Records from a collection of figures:
-*-

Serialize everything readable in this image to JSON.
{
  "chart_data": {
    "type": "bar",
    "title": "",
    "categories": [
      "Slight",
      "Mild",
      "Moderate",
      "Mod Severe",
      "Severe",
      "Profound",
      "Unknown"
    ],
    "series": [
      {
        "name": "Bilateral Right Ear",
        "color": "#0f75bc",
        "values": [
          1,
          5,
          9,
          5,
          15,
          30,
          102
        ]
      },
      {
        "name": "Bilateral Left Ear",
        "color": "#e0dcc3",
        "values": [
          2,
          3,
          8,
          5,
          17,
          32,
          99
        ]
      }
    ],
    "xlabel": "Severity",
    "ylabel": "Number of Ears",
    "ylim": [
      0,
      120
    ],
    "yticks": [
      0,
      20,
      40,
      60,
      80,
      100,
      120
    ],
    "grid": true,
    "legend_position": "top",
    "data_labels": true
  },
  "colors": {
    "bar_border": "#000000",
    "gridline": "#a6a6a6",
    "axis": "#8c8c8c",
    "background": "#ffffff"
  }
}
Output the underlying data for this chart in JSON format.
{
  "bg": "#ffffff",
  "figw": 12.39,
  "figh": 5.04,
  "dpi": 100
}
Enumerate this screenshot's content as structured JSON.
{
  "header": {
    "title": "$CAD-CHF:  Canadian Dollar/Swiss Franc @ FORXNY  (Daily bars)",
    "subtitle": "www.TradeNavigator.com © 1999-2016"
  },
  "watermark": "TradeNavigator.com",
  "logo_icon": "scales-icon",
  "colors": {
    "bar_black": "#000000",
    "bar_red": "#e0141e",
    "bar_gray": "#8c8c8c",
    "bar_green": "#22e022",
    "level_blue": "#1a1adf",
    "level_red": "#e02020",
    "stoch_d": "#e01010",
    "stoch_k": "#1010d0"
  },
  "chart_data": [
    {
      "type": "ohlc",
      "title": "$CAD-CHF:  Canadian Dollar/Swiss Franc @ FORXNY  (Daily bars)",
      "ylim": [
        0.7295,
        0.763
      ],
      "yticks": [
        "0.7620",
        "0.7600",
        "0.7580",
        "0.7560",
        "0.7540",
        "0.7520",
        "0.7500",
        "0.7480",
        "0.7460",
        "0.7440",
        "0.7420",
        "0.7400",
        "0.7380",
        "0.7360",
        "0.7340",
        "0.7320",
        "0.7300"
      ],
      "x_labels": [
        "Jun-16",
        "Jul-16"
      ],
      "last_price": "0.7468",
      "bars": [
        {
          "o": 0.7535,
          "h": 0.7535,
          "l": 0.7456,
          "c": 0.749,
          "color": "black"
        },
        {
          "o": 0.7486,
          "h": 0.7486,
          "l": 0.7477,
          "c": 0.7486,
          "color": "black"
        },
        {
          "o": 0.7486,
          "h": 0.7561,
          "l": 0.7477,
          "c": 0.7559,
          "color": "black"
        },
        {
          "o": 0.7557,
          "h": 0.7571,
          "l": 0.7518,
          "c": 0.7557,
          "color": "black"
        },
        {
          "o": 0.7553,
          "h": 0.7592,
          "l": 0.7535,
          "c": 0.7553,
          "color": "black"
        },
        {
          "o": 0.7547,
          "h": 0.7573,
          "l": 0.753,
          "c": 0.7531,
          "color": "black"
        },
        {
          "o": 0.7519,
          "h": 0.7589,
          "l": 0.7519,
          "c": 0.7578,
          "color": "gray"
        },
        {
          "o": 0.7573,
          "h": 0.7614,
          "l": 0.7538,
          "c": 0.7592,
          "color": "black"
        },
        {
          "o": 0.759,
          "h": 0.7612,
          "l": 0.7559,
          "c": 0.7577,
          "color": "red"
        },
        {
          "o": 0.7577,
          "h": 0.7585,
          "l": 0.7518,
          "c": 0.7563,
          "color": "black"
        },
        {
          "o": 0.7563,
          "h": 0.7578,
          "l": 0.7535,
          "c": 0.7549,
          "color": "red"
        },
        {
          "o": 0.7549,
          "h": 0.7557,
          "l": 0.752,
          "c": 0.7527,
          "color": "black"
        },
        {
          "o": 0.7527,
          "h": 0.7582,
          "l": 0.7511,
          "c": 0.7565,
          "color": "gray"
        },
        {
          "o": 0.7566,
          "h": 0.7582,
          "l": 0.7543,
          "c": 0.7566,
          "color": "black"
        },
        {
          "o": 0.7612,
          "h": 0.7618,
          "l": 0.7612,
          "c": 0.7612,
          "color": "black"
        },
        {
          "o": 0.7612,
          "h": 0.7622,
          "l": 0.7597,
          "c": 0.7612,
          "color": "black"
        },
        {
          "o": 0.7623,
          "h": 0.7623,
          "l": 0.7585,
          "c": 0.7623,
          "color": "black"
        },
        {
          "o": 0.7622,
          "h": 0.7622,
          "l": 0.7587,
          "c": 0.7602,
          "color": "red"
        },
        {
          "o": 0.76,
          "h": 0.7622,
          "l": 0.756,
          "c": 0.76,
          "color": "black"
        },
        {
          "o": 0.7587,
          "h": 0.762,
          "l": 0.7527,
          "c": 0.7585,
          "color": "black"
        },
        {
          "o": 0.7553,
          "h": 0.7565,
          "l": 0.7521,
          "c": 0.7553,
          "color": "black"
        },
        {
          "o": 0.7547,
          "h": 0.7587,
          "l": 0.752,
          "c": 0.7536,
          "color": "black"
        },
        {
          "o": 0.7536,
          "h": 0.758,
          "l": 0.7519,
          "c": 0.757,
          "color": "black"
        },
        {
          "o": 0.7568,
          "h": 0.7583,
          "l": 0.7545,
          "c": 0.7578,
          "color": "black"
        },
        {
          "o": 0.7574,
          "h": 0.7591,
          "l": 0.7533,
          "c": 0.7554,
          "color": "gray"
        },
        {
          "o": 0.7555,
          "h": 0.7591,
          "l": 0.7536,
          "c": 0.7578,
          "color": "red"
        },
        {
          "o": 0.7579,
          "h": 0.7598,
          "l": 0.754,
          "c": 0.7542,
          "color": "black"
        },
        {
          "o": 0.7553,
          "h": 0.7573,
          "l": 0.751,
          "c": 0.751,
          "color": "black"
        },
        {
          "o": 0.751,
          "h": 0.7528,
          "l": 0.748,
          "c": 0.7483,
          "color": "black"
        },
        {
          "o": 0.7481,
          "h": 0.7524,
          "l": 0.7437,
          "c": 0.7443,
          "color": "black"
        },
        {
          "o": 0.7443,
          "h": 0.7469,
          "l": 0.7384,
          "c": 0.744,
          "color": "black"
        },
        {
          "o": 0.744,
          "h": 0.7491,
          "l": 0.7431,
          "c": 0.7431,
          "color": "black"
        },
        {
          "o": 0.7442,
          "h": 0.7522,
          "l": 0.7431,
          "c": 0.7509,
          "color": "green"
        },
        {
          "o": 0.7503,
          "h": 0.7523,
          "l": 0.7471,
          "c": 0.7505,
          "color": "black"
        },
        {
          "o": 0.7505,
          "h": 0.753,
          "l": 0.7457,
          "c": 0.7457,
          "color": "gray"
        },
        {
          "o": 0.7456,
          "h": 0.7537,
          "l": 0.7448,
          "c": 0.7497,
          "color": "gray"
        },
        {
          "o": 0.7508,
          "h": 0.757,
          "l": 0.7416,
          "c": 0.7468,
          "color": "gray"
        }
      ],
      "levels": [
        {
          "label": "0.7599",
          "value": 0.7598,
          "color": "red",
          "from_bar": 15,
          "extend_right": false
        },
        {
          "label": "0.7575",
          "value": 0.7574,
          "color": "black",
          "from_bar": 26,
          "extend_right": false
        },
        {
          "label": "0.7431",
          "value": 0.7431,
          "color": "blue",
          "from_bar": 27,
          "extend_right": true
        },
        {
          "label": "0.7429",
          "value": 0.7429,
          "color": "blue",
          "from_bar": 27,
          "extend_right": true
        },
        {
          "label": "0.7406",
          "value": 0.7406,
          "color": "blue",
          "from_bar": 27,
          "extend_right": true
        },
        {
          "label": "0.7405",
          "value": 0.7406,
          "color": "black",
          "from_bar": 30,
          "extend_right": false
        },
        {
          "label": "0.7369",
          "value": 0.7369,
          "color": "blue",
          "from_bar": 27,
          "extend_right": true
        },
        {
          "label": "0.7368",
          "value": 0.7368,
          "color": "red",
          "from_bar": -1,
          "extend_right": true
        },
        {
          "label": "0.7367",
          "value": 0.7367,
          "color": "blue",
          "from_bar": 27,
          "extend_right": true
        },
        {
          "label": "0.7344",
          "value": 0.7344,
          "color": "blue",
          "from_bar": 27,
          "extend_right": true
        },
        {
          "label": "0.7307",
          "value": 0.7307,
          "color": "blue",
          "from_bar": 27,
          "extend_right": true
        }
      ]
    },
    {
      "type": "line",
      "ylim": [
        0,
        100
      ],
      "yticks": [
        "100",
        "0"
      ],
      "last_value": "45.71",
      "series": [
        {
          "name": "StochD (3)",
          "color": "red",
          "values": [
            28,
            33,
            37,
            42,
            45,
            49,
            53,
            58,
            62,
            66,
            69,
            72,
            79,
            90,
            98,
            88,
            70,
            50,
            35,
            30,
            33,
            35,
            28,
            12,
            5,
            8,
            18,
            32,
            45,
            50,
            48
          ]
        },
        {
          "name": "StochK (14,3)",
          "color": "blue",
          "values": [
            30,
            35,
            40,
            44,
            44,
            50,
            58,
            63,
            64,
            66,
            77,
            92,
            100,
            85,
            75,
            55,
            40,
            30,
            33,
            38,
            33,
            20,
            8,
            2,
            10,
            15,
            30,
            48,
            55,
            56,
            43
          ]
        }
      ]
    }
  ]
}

-*-

Gather up every line in the data above that contains the word "bars", copying each one.

    "title": "$CAD-CHF:  Canadian Dollar/Swiss Franc @ FORXNY  (Daily bars)",
      "title": "$CAD-CHF:  Canadian Dollar/Swiss Franc @ FORXNY  (Daily bars)",
      "bars": [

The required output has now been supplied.